▶ Input data:

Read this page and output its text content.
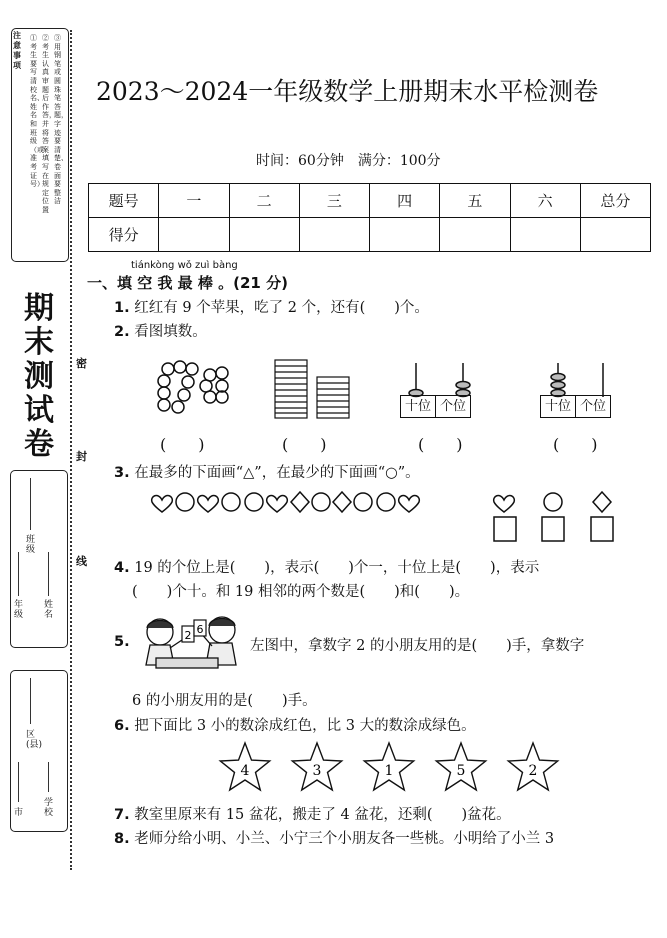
注意事项
①考生要写清校名、姓名和班级（或准考证号）
②考生认真审题后作答，并将答案填写在规定位置
③用钢笔或圆珠笔答题，字迹要清楚、卷面要整洁
期末测试卷
密
封
线
班级
年级
姓名
区(县)
市
学校
2023～2024一年级数学上册期末水平检测卷
时间：60分钟　满分：100分
题号	一	二	三	四	五	六	总分
得分							
tiánkòng wǒ zuì bàng
一、填 空 我 最 棒 。(21 分)
1. 红红有 9 个苹果，吃了 2 个，还有(　　)个。
2. 看图填数。
十位 个位	十位 个位
(　　)	(　　)	(　　)	(　　)
3. 在最多的下面画“△”，在最少的下面画“○”。
4. 19 的个位上是(　　)，表示(　　)个一，十位上是(　　)，表示
(　　)个十。和 19 相邻的两个数是(　　)和(　　)。
5.	2 6
左图中，拿数字 2 的小朋友用的是(　　)手，拿数字
6 的小朋友用的是(　　)手。
6. 把下面比 3 小的数涂成红色，比 3 大的数涂成绿色。
4	3	1	5	2
7. 教室里原来有 15 盆花，搬走了 4 盆花，还剩(　　)盆花。
8. 老师分给小明、小兰、小宁三个小朋友各一些桃。小明给了小兰 3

▶ Written exercise: Without including any pictures, output all the entries above exactly.

▶ Written solution:
Read this page and output its text content.
注意事项
①考生要写清校名、姓名和班级（或准考证号）
②考生认真审题后作答，并将答案填写在规定位置
③用钢笔或圆珠笔答题，字迹要清楚、卷面要整洁
期末测试卷
密
封
线
班级
年级
姓名
区(县)
市
学校
2023～2024一年级数学上册期末水平检测卷
时间：60分钟　满分：100分
题号	一	二	三	四	五	六	总分
得分							
tiánkòng wǒ zuì bàng
一、填 空 我 最 棒 。(21 分)
1. 红红有 9 个苹果，吃了 2 个，还有(　　)个。
2. 看图填数。
十位 个位	十位 个位
(　　)	(　　)	(　　)	(　　)
3. 在最多的下面画“△”，在最少的下面画“○”。
4. 19 的个位上是(　　)，表示(　　)个一，十位上是(　　)，表示
(　　)个十。和 19 相邻的两个数是(　　)和(　　)。
5.	2 6
左图中，拿数字 2 的小朋友用的是(　　)手，拿数字
6 的小朋友用的是(　　)手。
6. 把下面比 3 小的数涂成红色，比 3 大的数涂成绿色。
4	3	1	5	2
7. 教室里原来有 15 盆花，搬走了 4 盆花，还剩(　　)盆花。
8. 老师分给小明、小兰、小宁三个小朋友各一些桃。小明给了小兰 3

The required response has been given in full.